(THE REQUEST) Copy out, from the entries below, each line holding the string "header".

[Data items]
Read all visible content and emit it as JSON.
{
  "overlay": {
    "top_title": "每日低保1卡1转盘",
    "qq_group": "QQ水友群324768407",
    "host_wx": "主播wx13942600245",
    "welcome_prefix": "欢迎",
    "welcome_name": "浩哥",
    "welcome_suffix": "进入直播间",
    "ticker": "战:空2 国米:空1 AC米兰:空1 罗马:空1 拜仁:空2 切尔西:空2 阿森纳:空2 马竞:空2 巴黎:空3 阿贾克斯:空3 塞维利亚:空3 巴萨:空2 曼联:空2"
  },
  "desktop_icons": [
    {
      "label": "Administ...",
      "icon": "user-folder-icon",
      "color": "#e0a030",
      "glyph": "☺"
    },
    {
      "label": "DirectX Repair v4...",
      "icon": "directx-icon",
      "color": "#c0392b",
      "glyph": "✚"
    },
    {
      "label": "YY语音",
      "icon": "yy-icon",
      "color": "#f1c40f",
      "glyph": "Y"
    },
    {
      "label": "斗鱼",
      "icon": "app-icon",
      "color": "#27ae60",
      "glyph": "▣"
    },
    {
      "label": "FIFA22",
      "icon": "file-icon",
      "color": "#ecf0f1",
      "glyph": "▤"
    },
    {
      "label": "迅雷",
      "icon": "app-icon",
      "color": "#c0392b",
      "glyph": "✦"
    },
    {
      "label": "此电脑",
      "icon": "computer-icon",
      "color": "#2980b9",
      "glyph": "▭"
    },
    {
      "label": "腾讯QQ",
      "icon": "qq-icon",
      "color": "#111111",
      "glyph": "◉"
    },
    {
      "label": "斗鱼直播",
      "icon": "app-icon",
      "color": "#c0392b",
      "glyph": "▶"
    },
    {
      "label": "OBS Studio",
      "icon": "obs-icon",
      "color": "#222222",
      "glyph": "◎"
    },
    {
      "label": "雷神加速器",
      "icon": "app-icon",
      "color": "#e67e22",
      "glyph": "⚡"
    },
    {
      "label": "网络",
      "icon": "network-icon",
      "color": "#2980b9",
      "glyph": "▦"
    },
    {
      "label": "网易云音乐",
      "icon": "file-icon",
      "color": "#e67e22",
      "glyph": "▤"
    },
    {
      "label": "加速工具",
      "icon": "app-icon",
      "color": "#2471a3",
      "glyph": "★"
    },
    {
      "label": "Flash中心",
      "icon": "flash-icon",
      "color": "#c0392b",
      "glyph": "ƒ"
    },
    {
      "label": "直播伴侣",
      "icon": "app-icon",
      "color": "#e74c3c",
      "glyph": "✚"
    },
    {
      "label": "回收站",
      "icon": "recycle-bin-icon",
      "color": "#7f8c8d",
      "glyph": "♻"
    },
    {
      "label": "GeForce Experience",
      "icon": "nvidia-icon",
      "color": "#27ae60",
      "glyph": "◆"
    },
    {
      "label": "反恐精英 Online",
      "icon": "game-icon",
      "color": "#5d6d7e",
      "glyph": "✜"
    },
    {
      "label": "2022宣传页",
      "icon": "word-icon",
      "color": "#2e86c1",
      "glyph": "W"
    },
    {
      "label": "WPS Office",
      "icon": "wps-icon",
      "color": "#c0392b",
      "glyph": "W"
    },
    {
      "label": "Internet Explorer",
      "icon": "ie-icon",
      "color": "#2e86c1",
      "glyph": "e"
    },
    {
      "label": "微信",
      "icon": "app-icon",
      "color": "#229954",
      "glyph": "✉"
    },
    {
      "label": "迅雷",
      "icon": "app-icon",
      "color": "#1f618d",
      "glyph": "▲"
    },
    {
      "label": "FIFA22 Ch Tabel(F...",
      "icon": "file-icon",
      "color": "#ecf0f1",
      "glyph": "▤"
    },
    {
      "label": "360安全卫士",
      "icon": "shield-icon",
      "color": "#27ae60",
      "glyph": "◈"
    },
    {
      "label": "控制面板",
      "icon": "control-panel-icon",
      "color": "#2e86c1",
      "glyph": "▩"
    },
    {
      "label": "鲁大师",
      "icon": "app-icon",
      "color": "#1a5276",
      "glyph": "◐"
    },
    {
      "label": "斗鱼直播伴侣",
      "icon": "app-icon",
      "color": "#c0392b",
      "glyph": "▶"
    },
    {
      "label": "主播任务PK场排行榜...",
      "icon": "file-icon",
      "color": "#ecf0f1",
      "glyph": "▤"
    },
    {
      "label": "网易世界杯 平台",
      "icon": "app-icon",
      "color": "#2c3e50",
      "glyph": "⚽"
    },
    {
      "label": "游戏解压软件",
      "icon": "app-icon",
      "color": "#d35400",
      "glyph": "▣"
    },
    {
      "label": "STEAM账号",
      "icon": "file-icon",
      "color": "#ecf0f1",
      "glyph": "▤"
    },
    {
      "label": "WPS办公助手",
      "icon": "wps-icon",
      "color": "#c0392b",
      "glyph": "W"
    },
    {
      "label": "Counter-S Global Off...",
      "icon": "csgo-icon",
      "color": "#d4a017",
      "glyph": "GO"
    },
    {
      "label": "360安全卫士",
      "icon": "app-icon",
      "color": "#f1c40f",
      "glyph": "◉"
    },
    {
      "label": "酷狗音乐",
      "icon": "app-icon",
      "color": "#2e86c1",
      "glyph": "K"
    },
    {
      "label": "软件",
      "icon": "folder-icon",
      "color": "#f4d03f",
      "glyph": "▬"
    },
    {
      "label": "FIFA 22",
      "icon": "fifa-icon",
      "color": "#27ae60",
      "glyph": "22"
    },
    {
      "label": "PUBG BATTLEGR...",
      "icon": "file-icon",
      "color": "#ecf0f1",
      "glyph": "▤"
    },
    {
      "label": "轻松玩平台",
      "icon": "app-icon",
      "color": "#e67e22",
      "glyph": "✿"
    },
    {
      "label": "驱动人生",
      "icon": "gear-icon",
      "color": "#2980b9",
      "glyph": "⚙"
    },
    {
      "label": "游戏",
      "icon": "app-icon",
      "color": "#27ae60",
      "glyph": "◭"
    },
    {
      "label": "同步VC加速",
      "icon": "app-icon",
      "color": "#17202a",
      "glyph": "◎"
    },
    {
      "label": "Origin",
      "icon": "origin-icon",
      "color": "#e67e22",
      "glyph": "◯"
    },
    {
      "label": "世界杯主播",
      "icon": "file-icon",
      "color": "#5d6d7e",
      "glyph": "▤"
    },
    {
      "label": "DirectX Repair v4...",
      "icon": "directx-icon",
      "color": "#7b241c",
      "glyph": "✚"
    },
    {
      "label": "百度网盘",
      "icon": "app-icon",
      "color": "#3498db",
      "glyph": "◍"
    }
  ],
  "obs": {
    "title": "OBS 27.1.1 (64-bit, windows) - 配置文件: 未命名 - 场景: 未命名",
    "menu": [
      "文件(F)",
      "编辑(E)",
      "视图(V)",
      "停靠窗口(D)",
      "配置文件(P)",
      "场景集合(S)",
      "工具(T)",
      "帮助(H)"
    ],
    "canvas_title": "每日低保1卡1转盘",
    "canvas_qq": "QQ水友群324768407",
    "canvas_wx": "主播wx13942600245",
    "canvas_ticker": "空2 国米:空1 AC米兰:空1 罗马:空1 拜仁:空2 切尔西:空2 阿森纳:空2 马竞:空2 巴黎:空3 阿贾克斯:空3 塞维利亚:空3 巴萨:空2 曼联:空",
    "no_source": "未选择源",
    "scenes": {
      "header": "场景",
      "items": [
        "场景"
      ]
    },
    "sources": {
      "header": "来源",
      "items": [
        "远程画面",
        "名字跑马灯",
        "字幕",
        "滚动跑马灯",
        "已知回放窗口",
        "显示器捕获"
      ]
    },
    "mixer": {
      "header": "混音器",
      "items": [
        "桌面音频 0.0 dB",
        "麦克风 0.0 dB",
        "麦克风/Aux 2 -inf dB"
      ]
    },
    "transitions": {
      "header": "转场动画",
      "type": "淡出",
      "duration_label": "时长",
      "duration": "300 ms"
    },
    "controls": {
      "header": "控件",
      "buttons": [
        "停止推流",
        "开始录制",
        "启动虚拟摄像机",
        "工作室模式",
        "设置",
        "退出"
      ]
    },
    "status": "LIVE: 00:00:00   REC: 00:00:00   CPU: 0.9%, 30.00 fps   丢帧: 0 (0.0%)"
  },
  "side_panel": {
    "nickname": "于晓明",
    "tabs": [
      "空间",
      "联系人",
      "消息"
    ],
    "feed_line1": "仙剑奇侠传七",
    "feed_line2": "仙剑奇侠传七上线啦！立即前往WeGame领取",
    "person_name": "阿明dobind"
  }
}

(SOLUTION)
      "header": "场景",
      "header": "来源",
      "header": "混音器",
      "header": "转场动画",
      "header": "控件",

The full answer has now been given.